» TASK ITEM: Print out every entry, keeping each line identical to the original.

» EXTRACTED ENTRIES:
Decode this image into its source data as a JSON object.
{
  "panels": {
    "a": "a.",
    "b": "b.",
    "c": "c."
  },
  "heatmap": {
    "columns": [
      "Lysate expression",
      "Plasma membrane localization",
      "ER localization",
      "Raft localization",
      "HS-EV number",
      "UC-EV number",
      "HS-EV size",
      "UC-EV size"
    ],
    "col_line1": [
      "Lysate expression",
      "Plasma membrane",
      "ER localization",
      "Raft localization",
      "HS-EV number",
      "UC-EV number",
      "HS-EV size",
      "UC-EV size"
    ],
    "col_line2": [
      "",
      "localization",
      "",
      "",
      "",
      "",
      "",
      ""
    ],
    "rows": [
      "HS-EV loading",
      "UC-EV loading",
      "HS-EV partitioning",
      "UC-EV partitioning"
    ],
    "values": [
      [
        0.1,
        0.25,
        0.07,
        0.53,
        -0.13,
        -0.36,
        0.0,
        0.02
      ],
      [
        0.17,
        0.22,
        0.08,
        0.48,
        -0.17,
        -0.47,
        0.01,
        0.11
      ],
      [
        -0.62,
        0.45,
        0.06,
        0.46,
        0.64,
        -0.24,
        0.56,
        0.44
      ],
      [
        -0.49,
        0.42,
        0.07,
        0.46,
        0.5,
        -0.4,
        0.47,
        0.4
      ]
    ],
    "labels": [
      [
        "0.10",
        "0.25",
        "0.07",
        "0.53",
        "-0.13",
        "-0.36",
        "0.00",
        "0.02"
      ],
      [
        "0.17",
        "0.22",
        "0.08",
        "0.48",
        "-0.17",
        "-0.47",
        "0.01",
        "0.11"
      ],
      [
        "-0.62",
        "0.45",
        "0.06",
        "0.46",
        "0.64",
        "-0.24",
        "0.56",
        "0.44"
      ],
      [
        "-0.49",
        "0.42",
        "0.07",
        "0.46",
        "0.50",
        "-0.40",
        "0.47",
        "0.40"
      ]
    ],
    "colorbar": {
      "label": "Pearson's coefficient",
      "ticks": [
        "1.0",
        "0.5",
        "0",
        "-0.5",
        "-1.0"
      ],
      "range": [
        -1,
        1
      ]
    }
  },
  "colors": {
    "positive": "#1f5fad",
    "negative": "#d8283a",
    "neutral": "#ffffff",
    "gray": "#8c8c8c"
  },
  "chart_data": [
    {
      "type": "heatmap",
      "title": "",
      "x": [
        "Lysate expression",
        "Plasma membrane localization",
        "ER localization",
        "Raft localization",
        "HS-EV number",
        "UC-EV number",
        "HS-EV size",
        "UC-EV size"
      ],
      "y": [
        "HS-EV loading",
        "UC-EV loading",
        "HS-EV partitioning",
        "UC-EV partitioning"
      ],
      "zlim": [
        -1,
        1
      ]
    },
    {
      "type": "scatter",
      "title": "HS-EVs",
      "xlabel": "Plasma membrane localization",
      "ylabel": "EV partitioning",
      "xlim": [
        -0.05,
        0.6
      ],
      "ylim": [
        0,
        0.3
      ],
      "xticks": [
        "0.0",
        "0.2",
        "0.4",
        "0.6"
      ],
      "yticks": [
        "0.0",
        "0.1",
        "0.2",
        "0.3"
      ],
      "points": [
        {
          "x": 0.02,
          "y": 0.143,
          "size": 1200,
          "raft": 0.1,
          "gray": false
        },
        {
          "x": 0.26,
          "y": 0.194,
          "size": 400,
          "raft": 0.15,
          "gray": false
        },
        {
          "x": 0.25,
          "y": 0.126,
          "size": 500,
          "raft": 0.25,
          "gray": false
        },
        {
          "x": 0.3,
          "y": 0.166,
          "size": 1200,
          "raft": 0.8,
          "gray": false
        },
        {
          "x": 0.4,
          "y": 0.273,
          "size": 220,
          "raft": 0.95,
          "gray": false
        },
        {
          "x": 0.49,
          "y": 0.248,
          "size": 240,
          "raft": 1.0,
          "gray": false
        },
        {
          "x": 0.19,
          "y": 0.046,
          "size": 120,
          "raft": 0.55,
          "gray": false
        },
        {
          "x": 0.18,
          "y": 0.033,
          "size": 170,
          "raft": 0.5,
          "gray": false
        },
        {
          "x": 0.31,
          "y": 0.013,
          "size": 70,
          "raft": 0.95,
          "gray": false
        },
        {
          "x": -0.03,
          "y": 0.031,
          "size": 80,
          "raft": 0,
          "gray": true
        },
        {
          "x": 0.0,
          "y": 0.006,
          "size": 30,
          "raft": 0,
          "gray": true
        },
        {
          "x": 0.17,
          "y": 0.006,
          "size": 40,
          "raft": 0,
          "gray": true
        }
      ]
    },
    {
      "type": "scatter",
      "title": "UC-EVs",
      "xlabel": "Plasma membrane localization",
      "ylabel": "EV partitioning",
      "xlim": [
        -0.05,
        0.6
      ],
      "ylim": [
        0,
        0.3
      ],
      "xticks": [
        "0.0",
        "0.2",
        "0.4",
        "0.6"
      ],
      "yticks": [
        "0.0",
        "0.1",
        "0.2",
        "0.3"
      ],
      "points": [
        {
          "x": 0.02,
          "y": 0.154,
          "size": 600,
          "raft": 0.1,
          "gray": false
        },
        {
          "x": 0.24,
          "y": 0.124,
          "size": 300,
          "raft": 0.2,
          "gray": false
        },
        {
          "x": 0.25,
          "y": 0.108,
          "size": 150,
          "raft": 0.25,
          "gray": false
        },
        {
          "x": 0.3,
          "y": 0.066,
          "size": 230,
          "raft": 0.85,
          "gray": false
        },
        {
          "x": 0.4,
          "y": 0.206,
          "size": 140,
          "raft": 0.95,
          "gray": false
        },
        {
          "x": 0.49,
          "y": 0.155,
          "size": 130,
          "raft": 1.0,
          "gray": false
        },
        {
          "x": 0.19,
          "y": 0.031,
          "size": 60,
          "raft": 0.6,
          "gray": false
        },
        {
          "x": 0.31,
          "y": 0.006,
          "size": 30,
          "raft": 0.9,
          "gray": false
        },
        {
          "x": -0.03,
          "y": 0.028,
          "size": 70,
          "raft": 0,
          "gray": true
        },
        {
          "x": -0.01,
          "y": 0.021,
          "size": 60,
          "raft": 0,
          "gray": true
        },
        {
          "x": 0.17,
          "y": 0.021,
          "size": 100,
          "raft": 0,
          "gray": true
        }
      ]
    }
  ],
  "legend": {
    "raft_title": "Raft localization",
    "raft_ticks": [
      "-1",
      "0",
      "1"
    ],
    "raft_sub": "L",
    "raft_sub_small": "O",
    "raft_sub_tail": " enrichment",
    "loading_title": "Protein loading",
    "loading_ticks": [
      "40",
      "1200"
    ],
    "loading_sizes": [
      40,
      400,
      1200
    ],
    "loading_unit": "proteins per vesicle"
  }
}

» TASK OUTPUT:
Decode this image into its source data as a JSON object.
{
  "panels": {
    "a": "a.",
    "b": "b.",
    "c": "c."
  },
  "heatmap": {
    "columns": [
      "Lysate expression",
      "Plasma membrane localization",
      "ER localization",
      "Raft localization",
      "HS-EV number",
      "UC-EV number",
      "HS-EV size",
      "UC-EV size"
    ],
    "col_line1": [
      "Lysate expression",
      "Plasma membrane",
      "ER localization",
      "Raft localization",
      "HS-EV number",
      "UC-EV number",
      "HS-EV size",
      "UC-EV size"
    ],
    "col_line2": [
      "",
      "localization",
      "",
      "",
      "",
      "",
      "",
      ""
    ],
    "rows": [
      "HS-EV loading",
      "UC-EV loading",
      "HS-EV partitioning",
      "UC-EV partitioning"
    ],
    "values": [
      [
        0.1,
        0.25,
        0.07,
        0.53,
        -0.13,
        -0.36,
        0.0,
        0.02
      ],
      [
        0.17,
        0.22,
        0.08,
        0.48,
        -0.17,
        -0.47,
        0.01,
        0.11
      ],
      [
        -0.62,
        0.45,
        0.06,
        0.46,
        0.64,
        -0.24,
        0.56,
        0.44
      ],
      [
        -0.49,
        0.42,
        0.07,
        0.46,
        0.5,
        -0.4,
        0.47,
        0.4
      ]
    ],
    "labels": [
      [
        "0.10",
        "0.25",
        "0.07",
        "0.53",
        "-0.13",
        "-0.36",
        "0.00",
        "0.02"
      ],
      [
        "0.17",
        "0.22",
        "0.08",
        "0.48",
        "-0.17",
        "-0.47",
        "0.01",
        "0.11"
      ],
      [
        "-0.62",
        "0.45",
        "0.06",
        "0.46",
        "0.64",
        "-0.24",
        "0.56",
        "0.44"
      ],
      [
        "-0.49",
        "0.42",
        "0.07",
        "0.46",
        "0.50",
        "-0.40",
        "0.47",
        "0.40"
      ]
    ],
    "colorbar": {
      "label": "Pearson's coefficient",
      "ticks": [
        "1.0",
        "0.5",
        "0",
        "-0.5",
        "-1.0"
      ],
      "range": [
        -1,
        1
      ]
    }
  },
  "colors": {
    "positive": "#1f5fad",
    "negative": "#d8283a",
    "neutral": "#ffffff",
    "gray": "#8c8c8c"
  },
  "chart_data": [
    {
      "type": "heatmap",
      "title": "",
      "x": [
        "Lysate expression",
        "Plasma membrane localization",
        "ER localization",
        "Raft localization",
        "HS-EV number",
        "UC-EV number",
        "HS-EV size",
        "UC-EV size"
      ],
      "y": [
        "HS-EV loading",
        "UC-EV loading",
        "HS-EV partitioning",
        "UC-EV partitioning"
      ],
      "zlim": [
        -1,
        1
      ]
    },
    {
      "type": "scatter",
      "title": "HS-EVs",
      "xlabel": "Plasma membrane localization",
      "ylabel": "EV partitioning",
      "xlim": [
        -0.05,
        0.6
      ],
      "ylim": [
        0,
        0.3
      ],
      "xticks": [
        "0.0",
        "0.2",
        "0.4",
        "0.6"
      ],
      "yticks": [
        "0.0",
        "0.1",
        "0.2",
        "0.3"
      ],
      "points": [
        {
          "x": 0.02,
          "y": 0.143,
          "size": 1200,
          "raft": 0.1,
          "gray": false
        },
        {
          "x": 0.26,
          "y": 0.194,
          "size": 400,
          "raft": 0.15,
          "gray": false
        },
        {
          "x": 0.25,
          "y": 0.126,
          "size": 500,
          "raft": 0.25,
          "gray": false
        },
        {
          "x": 0.3,
          "y": 0.166,
          "size": 1200,
          "raft": 0.8,
          "gray": false
        },
        {
          "x": 0.4,
          "y": 0.273,
          "size": 220,
          "raft": 0.95,
          "gray": false
        },
        {
          "x": 0.49,
          "y": 0.248,
          "size": 240,
          "raft": 1.0,
          "gray": false
        },
        {
          "x": 0.19,
          "y": 0.046,
          "size": 120,
          "raft": 0.55,
          "gray": false
        },
        {
          "x": 0.18,
          "y": 0.033,
          "size": 170,
          "raft": 0.5,
          "gray": false
        },
        {
          "x": 0.31,
          "y": 0.013,
          "size": 70,
          "raft": 0.95,
          "gray": false
        },
        {
          "x": -0.03,
          "y": 0.031,
          "size": 80,
          "raft": 0,
          "gray": true
        },
        {
          "x": 0.0,
          "y": 0.006,
          "size": 30,
          "raft": 0,
          "gray": true
        },
        {
          "x": 0.17,
          "y": 0.006,
          "size": 40,
          "raft": 0,
          "gray": true
        }
      ]
    },
    {
      "type": "scatter",
      "title": "UC-EVs",
      "xlabel": "Plasma membrane localization",
      "ylabel": "EV partitioning",
      "xlim": [
        -0.05,
        0.6
      ],
      "ylim": [
        0,
        0.3
      ],
      "xticks": [
        "0.0",
        "0.2",
        "0.4",
        "0.6"
      ],
      "yticks": [
        "0.0",
        "0.1",
        "0.2",
        "0.3"
      ],
      "points": [
        {
          "x": 0.02,
          "y": 0.154,
          "size": 600,
          "raft": 0.1,
          "gray": false
        },
        {
          "x": 0.24,
          "y": 0.124,
          "size": 300,
          "raft": 0.2,
          "gray": false
        },
        {
          "x": 0.25,
          "y": 0.108,
          "size": 150,
          "raft": 0.25,
          "gray": false
        },
        {
          "x": 0.3,
          "y": 0.066,
          "size": 230,
          "raft": 0.85,
          "gray": false
        },
        {
          "x": 0.4,
          "y": 0.206,
          "size": 140,
          "raft": 0.95,
          "gray": false
        },
        {
          "x": 0.49,
          "y": 0.155,
          "size": 130,
          "raft": 1.0,
          "gray": false
        },
        {
          "x": 0.19,
          "y": 0.031,
          "size": 60,
          "raft": 0.6,
          "gray": false
        },
        {
          "x": 0.31,
          "y": 0.006,
          "size": 30,
          "raft": 0.9,
          "gray": false
        },
        {
          "x": -0.03,
          "y": 0.028,
          "size": 70,
          "raft": 0,
          "gray": true
        },
        {
          "x": -0.01,
          "y": 0.021,
          "size": 60,
          "raft": 0,
          "gray": true
        },
        {
          "x": 0.17,
          "y": 0.021,
          "size": 100,
          "raft": 0,
          "gray": true
        }
      ]
    }
  ],
  "legend": {
    "raft_title": "Raft localization",
    "raft_ticks": [
      "-1",
      "0",
      "1"
    ],
    "raft_sub": "L",
    "raft_sub_small": "O",
    "raft_sub_tail": " enrichment",
    "loading_title": "Protein loading",
    "loading_ticks": [
      "40",
      "1200"
    ],
    "loading_sizes": [
      40,
      400,
      1200
    ],
    "loading_unit": "proteins per vesicle"
  }
}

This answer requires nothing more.